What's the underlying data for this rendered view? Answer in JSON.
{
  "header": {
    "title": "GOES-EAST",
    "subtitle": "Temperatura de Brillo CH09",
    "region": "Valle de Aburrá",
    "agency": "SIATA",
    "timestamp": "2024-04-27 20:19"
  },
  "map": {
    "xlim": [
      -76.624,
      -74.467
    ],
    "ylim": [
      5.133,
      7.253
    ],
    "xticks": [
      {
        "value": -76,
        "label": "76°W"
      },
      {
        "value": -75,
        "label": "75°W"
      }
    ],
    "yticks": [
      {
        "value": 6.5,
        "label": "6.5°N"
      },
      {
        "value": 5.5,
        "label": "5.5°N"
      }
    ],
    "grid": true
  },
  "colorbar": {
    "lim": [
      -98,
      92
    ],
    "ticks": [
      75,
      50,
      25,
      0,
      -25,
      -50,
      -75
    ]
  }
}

__Given task__: Tally up the lines holding the string "label" in this listing, and report the total alone.

__Response to the task__: 4